■ Goal of the exercise
Reproduce the listing below word for word, with no pictures.

--- Start of Data supplied ---

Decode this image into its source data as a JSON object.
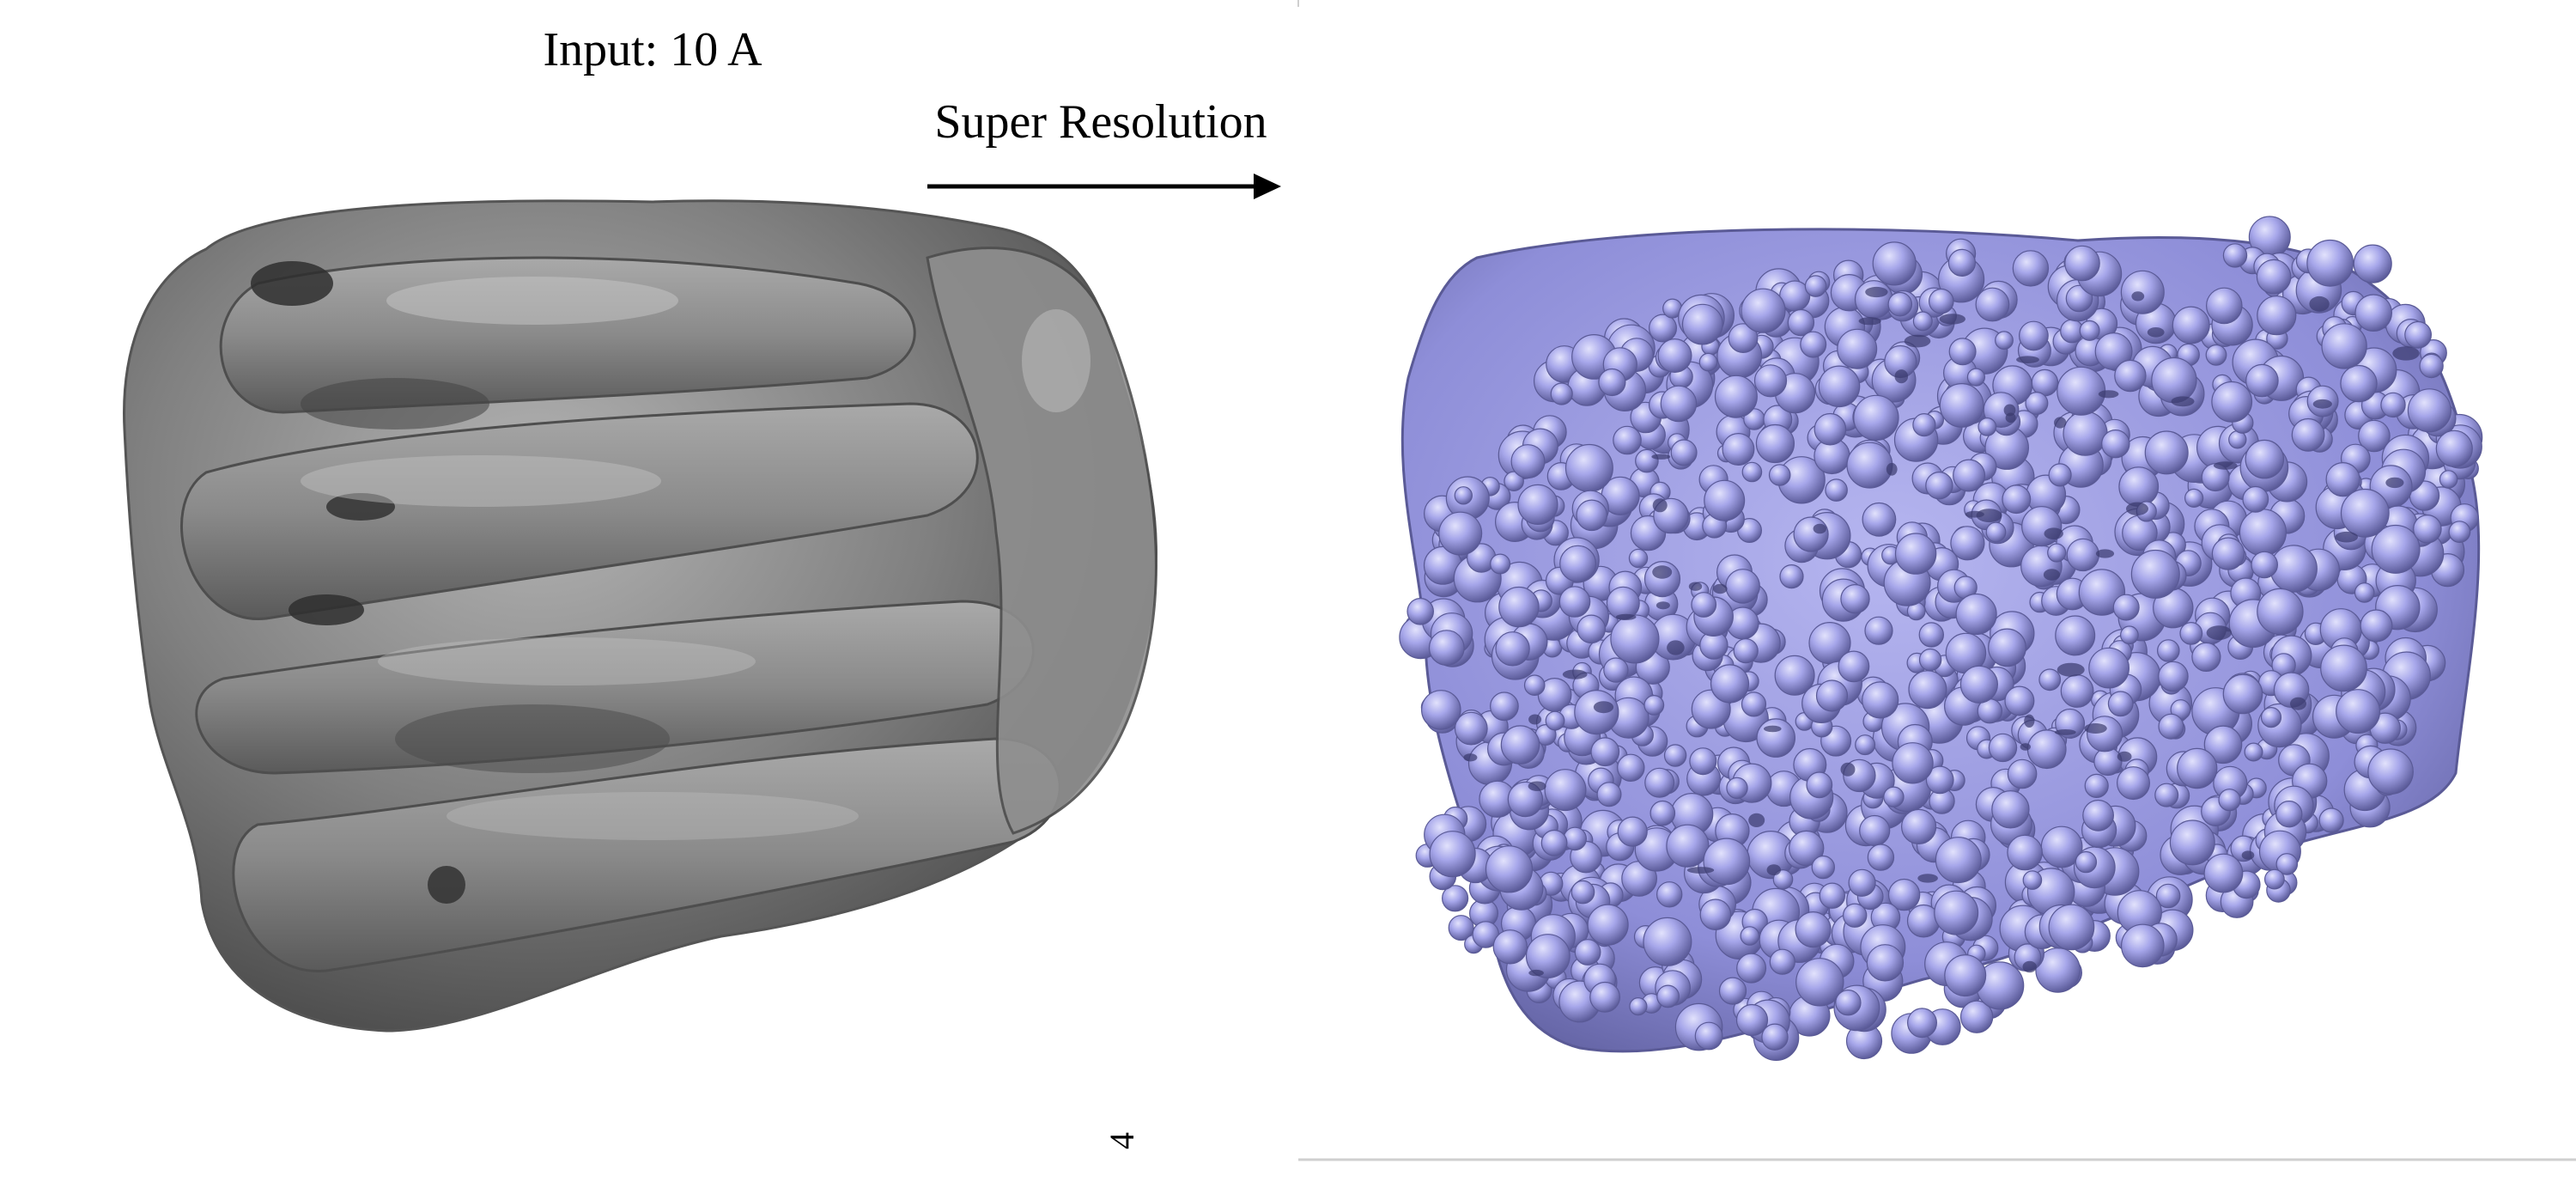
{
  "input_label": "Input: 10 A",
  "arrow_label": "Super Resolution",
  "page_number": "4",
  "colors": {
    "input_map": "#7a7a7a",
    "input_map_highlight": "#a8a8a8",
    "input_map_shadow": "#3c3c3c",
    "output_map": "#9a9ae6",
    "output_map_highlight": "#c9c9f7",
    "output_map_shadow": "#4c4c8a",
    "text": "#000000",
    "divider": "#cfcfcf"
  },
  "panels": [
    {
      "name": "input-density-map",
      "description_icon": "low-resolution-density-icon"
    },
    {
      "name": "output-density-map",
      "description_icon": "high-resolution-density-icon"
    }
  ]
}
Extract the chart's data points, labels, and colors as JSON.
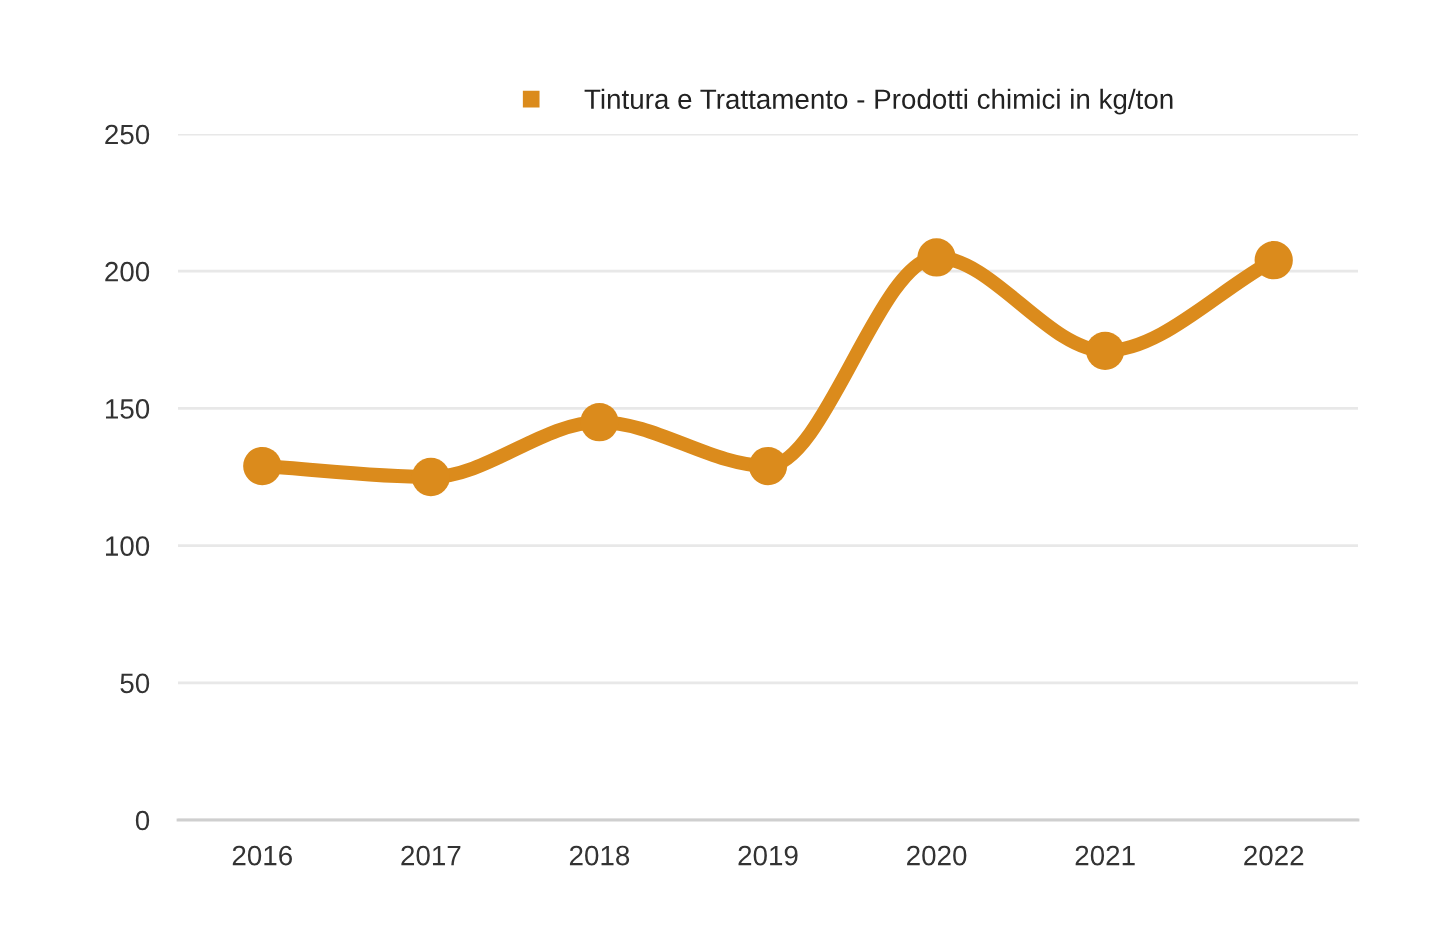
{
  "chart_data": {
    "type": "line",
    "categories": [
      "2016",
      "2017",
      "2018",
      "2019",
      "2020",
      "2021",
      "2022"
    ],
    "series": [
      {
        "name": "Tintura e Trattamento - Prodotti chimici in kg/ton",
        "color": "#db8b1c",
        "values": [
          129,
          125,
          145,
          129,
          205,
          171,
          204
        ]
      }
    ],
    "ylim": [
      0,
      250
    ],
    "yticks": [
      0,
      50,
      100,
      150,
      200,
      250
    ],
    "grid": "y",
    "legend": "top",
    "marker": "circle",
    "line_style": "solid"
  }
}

--- End of Data supplied ---

■ Task output
Decode this image into its source data as a JSON object.
{
  "input_label": "Input: 10 A",
  "arrow_label": "Super Resolution",
  "page_number": "4",
  "colors": {
    "input_map": "#7a7a7a",
    "input_map_highlight": "#a8a8a8",
    "input_map_shadow": "#3c3c3c",
    "output_map": "#9a9ae6",
    "output_map_highlight": "#c9c9f7",
    "output_map_shadow": "#4c4c8a",
    "text": "#000000",
    "divider": "#cfcfcf"
  },
  "panels": [
    {
      "name": "input-density-map",
      "description_icon": "low-resolution-density-icon"
    },
    {
      "name": "output-density-map",
      "description_icon": "high-resolution-density-icon"
    }
  ]
}
Extract the chart's data points, labels, and colors as JSON.
{
  "chart_data": {
    "type": "line",
    "categories": [
      "2016",
      "2017",
      "2018",
      "2019",
      "2020",
      "2021",
      "2022"
    ],
    "series": [
      {
        "name": "Tintura e Trattamento - Prodotti chimici in kg/ton",
        "color": "#db8b1c",
        "values": [
          129,
          125,
          145,
          129,
          205,
          171,
          204
        ]
      }
    ],
    "ylim": [
      0,
      250
    ],
    "yticks": [
      0,
      50,
      100,
      150,
      200,
      250
    ],
    "grid": "y",
    "legend": "top",
    "marker": "circle",
    "line_style": "solid"
  }
}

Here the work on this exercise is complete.